== Your goal ==
Print all the entries verbatim.

*** Excerpted records

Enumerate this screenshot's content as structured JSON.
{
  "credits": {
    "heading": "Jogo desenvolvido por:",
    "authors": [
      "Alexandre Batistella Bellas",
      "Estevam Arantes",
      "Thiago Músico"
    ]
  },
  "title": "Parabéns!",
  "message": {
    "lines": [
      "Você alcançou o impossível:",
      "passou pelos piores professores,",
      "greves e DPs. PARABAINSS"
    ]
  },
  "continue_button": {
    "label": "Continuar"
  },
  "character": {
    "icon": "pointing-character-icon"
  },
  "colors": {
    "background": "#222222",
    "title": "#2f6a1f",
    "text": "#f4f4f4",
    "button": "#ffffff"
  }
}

******

== Written reply ==
Enumerate this screenshot's content as structured JSON.
{
  "credits": {
    "heading": "Jogo desenvolvido por:",
    "authors": [
      "Alexandre Batistella Bellas",
      "Estevam Arantes",
      "Thiago Músico"
    ]
  },
  "title": "Parabéns!",
  "message": {
    "lines": [
      "Você alcançou o impossível:",
      "passou pelos piores professores,",
      "greves e DPs. PARABAINSS"
    ]
  },
  "continue_button": {
    "label": "Continuar"
  },
  "character": {
    "icon": "pointing-character-icon"
  },
  "colors": {
    "background": "#222222",
    "title": "#2f6a1f",
    "text": "#f4f4f4",
    "button": "#ffffff"
  }
}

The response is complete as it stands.